Repeat the data that follows, word for word, without the images.
** START OF The records **
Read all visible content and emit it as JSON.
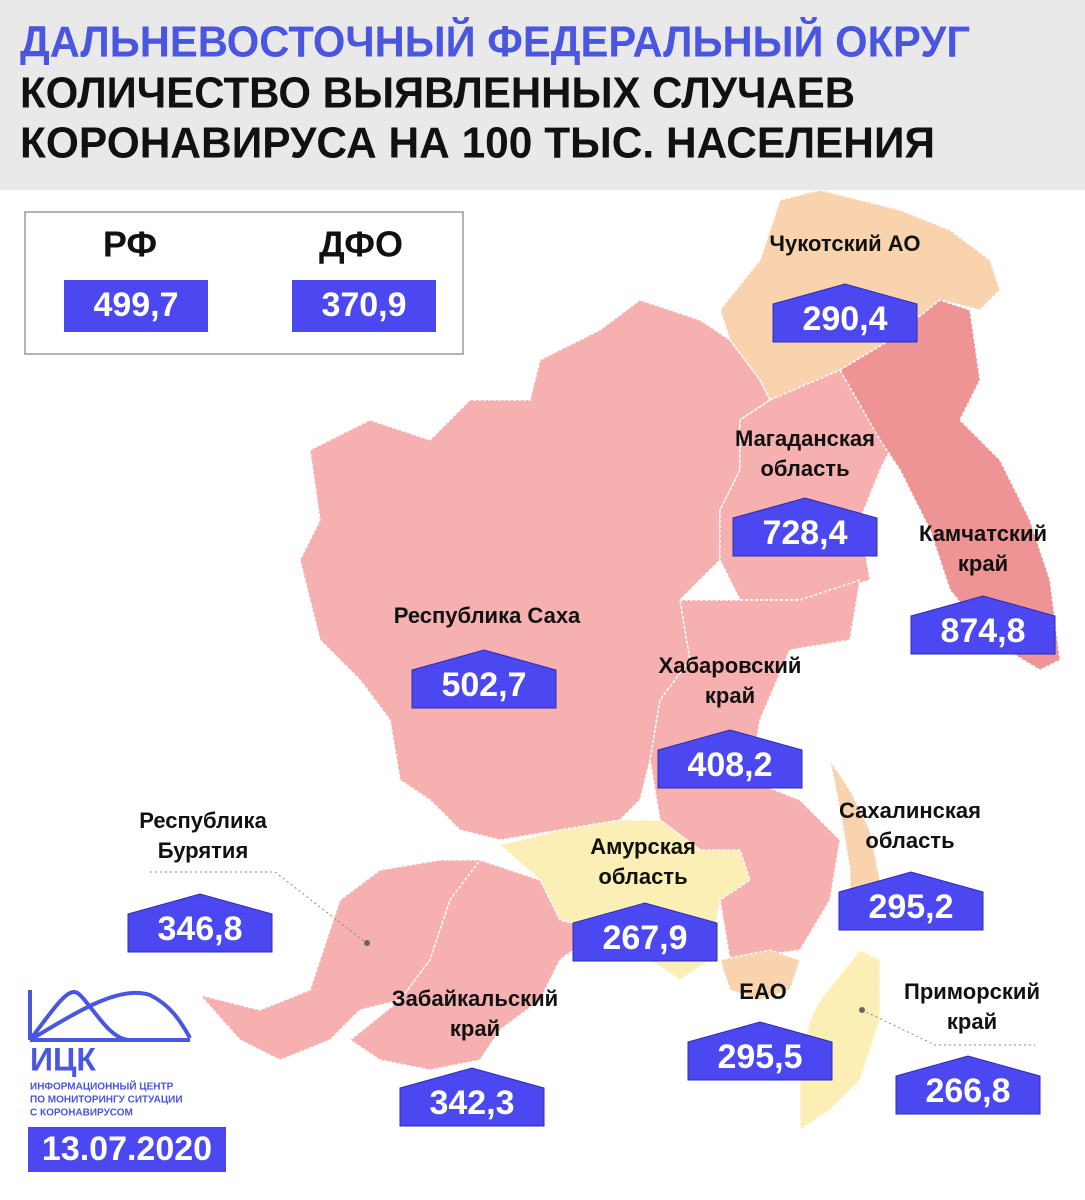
{
  "header": {
    "title": "ДАЛЬНЕВОСТОЧНЫЙ ФЕДЕРАЛЬНЫЙ ОКРУГ",
    "subtitle": [
      "КОЛИЧЕСТВО ВЫЯВЛЕННЫХ СЛУЧАЕВ",
      "КОРОНАВИРУСА НА 100 ТЫС. НАСЕЛЕНИЯ"
    ]
  },
  "summary": [
    {
      "label": "РФ",
      "value": "499,7"
    },
    {
      "label": "ДФО",
      "value": "370,9"
    }
  ],
  "regions": [
    {
      "name": [
        "Чукотский АО"
      ],
      "value": "290,4"
    },
    {
      "name": [
        "Магаданская",
        "область"
      ],
      "value": "728,4"
    },
    {
      "name": [
        "Камчатский",
        "край"
      ],
      "value": "874,8"
    },
    {
      "name": [
        "Республика Саха"
      ],
      "value": "502,7"
    },
    {
      "name": [
        "Хабаровский",
        "край"
      ],
      "value": "408,2"
    },
    {
      "name": [
        "Сахалинская",
        "область"
      ],
      "value": "295,2"
    },
    {
      "name": [
        "Амурская",
        "область"
      ],
      "value": "267,9"
    },
    {
      "name": [
        "Республика",
        "Бурятия"
      ],
      "value": "346,8"
    },
    {
      "name": [
        "Забайкальский",
        "край"
      ],
      "value": "342,3"
    },
    {
      "name": [
        "ЕАО"
      ],
      "value": "295,5"
    },
    {
      "name": [
        "Приморский",
        "край"
      ],
      "value": "266,8"
    }
  ],
  "footer": {
    "logo": "ИЦК",
    "org": [
      "ИНФОРМАЦИОННЫЙ ЦЕНТР",
      "ПО МОНИТОРИНГУ СИТУАЦИИ",
      "С КОРОНАВИРУСОМ"
    ],
    "date": "13.07.2020"
  }
}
** END OF The records **
### Full response
Read all visible content and emit it as JSON.
{
  "header": {
    "title": "ДАЛЬНЕВОСТОЧНЫЙ ФЕДЕРАЛЬНЫЙ ОКРУГ",
    "subtitle": [
      "КОЛИЧЕСТВО ВЫЯВЛЕННЫХ СЛУЧАЕВ",
      "КОРОНАВИРУСА НА 100 ТЫС. НАСЕЛЕНИЯ"
    ]
  },
  "summary": [
    {
      "label": "РФ",
      "value": "499,7"
    },
    {
      "label": "ДФО",
      "value": "370,9"
    }
  ],
  "regions": [
    {
      "name": [
        "Чукотский АО"
      ],
      "value": "290,4"
    },
    {
      "name": [
        "Магаданская",
        "область"
      ],
      "value": "728,4"
    },
    {
      "name": [
        "Камчатский",
        "край"
      ],
      "value": "874,8"
    },
    {
      "name": [
        "Республика Саха"
      ],
      "value": "502,7"
    },
    {
      "name": [
        "Хабаровский",
        "край"
      ],
      "value": "408,2"
    },
    {
      "name": [
        "Сахалинская",
        "область"
      ],
      "value": "295,2"
    },
    {
      "name": [
        "Амурская",
        "область"
      ],
      "value": "267,9"
    },
    {
      "name": [
        "Республика",
        "Бурятия"
      ],
      "value": "346,8"
    },
    {
      "name": [
        "Забайкальский",
        "край"
      ],
      "value": "342,3"
    },
    {
      "name": [
        "ЕАО"
      ],
      "value": "295,5"
    },
    {
      "name": [
        "Приморский",
        "край"
      ],
      "value": "266,8"
    }
  ],
  "footer": {
    "logo": "ИЦК",
    "org": [
      "ИНФОРМАЦИОННЫЙ ЦЕНТР",
      "ПО МОНИТОРИНГУ СИТУАЦИИ",
      "С КОРОНАВИРУСОМ"
    ],
    "date": "13.07.2020"
  }
}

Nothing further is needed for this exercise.